_TASK TO COMPLETE_.
Tally the lines that hold the string "data", and reply with the count alone.

_ITEMS_.
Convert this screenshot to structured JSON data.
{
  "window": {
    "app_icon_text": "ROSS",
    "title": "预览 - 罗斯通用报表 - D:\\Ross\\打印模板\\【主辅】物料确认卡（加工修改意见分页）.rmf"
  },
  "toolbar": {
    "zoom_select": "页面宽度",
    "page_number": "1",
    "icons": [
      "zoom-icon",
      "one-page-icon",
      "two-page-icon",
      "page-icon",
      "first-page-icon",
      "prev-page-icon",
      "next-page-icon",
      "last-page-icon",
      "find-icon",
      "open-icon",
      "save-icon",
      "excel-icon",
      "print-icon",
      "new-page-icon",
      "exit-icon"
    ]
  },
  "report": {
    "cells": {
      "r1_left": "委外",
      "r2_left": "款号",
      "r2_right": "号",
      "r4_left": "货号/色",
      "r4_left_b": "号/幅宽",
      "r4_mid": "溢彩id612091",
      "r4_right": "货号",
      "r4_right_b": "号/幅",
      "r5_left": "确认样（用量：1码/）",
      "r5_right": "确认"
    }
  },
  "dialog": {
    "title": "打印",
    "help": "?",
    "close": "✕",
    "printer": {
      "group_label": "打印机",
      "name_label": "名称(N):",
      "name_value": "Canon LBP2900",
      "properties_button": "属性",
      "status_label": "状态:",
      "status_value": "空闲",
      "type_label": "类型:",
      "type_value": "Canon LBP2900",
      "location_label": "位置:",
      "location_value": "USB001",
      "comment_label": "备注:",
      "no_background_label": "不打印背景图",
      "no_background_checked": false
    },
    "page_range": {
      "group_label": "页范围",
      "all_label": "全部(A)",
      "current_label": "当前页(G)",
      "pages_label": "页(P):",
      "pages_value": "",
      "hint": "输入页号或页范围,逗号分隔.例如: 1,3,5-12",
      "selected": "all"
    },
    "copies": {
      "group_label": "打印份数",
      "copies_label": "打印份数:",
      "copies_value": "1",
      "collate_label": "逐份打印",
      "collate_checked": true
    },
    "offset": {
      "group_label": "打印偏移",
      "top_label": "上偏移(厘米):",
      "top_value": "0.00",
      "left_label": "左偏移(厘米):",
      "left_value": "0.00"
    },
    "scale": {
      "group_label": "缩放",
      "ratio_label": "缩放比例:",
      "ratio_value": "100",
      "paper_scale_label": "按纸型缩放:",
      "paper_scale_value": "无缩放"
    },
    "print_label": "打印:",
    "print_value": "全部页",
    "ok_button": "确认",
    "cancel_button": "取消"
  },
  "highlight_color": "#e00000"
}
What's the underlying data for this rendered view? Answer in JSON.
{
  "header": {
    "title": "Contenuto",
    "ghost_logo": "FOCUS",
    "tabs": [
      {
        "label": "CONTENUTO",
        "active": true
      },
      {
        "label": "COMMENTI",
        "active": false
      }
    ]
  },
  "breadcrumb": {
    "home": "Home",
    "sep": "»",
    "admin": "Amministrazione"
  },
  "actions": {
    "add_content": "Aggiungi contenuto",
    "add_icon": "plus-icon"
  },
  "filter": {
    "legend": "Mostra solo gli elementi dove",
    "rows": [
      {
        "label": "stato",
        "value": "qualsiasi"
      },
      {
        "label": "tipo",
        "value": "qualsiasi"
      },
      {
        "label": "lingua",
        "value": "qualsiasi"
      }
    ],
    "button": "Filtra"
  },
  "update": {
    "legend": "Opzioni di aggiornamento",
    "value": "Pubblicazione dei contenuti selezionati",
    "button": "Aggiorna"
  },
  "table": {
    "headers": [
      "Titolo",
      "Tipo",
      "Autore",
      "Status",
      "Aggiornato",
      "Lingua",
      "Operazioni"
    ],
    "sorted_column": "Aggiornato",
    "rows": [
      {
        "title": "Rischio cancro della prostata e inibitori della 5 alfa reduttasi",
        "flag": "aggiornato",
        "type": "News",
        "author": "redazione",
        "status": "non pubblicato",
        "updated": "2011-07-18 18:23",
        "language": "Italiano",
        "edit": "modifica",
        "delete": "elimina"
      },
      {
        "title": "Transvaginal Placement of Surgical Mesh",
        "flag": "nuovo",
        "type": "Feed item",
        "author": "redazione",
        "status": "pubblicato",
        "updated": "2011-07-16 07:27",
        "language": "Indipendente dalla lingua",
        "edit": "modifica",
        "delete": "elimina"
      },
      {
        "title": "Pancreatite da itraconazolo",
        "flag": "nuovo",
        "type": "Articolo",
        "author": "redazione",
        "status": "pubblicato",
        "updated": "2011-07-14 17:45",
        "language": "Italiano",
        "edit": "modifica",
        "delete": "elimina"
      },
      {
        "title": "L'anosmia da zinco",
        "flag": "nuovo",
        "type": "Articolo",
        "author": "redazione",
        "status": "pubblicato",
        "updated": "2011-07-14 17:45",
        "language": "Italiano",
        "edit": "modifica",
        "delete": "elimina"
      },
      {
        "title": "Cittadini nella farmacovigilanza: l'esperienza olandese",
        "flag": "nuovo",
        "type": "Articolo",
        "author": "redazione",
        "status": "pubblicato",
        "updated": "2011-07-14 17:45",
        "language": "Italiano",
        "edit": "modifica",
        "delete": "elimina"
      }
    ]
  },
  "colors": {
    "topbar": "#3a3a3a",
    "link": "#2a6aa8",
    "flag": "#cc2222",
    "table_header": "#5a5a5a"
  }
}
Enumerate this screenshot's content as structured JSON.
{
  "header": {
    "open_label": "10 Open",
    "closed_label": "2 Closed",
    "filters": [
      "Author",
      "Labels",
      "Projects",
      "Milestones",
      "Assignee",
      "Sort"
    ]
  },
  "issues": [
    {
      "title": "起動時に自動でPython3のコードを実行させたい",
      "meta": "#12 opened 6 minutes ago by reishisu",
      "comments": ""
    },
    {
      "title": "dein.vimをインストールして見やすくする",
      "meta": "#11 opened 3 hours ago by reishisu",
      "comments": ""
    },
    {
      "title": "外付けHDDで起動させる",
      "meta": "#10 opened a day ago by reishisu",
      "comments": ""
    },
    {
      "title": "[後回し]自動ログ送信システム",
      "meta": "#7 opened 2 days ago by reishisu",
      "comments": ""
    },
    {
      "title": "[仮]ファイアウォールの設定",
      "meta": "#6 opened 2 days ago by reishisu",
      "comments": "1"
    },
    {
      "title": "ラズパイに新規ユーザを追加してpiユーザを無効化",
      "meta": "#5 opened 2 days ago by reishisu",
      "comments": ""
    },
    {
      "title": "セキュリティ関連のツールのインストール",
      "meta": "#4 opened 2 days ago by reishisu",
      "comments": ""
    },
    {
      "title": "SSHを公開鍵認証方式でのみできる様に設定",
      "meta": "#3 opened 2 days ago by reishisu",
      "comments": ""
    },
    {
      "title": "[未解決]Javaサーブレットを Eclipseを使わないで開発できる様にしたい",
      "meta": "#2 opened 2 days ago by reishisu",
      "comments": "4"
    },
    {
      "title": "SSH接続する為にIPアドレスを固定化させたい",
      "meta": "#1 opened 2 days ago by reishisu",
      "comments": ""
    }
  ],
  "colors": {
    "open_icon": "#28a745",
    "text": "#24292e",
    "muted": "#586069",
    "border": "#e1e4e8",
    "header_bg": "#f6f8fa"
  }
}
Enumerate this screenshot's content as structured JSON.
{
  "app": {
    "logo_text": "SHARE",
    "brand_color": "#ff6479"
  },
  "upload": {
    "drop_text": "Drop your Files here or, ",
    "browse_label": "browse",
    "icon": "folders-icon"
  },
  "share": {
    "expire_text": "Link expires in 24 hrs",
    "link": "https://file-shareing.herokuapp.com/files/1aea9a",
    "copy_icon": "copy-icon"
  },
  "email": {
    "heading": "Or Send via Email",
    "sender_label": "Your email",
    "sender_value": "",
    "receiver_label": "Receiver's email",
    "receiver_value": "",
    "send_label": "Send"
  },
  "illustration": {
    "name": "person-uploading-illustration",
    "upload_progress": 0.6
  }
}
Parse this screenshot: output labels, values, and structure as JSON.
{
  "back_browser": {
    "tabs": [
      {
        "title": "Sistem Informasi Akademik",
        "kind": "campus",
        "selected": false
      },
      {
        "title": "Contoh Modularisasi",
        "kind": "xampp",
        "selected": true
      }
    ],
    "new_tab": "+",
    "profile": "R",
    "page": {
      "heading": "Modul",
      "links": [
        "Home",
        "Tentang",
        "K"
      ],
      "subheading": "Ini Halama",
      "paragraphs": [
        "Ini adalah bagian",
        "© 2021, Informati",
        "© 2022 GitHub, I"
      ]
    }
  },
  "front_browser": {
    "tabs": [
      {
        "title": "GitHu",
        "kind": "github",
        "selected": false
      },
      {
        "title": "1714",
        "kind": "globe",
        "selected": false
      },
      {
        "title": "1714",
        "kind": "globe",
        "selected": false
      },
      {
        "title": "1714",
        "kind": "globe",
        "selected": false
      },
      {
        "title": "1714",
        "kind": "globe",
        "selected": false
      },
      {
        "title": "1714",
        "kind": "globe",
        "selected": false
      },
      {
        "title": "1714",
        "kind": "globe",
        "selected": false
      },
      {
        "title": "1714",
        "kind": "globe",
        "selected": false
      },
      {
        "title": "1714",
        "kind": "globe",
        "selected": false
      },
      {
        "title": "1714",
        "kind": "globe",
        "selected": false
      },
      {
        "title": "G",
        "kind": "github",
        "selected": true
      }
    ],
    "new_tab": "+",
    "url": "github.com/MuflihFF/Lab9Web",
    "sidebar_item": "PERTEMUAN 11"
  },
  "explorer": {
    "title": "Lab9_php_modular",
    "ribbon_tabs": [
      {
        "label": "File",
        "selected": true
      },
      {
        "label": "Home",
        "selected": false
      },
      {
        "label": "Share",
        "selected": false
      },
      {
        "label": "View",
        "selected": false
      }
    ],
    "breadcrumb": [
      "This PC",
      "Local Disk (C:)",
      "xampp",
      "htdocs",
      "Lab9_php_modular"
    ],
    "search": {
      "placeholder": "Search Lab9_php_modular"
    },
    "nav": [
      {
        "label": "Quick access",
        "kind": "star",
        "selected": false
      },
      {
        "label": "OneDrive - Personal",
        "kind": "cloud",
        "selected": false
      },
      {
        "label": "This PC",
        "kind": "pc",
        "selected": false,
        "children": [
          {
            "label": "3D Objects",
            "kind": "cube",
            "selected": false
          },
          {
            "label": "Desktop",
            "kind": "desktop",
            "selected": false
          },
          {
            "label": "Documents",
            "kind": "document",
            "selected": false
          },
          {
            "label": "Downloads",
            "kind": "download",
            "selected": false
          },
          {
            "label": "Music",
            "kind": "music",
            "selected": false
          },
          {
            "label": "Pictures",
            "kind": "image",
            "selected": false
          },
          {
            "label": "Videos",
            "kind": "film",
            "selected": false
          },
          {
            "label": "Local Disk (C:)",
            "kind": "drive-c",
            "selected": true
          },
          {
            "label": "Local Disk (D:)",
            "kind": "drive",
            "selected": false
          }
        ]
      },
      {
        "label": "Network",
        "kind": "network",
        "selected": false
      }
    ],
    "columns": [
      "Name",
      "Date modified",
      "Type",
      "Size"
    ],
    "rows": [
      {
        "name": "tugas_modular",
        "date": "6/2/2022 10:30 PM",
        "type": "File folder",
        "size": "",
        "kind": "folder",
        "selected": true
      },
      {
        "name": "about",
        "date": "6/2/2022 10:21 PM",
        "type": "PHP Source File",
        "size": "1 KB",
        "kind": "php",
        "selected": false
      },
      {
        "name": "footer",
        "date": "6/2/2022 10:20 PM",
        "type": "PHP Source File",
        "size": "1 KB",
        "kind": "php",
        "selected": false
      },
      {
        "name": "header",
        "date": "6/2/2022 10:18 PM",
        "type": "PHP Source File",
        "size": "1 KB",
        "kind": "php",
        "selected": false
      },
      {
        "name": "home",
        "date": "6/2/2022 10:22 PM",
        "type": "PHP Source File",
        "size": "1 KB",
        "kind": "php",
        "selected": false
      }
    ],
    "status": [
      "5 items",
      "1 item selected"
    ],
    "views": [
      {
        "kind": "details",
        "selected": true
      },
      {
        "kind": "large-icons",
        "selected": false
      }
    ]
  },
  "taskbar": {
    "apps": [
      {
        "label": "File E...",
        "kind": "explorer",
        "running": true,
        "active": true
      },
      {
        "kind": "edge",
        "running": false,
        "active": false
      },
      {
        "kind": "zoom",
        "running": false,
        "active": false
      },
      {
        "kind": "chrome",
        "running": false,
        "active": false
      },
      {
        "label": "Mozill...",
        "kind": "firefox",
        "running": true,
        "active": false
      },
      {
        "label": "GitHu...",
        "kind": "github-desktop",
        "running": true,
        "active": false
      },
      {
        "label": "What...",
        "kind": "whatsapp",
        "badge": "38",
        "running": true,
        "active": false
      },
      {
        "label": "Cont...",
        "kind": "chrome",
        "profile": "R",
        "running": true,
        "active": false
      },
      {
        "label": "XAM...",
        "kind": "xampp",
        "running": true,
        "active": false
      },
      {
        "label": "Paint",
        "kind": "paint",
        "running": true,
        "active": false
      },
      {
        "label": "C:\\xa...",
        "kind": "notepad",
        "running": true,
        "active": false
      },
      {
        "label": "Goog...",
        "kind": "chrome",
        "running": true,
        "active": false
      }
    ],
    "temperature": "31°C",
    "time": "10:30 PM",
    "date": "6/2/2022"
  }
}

_CORRECT RESPONSE_.
2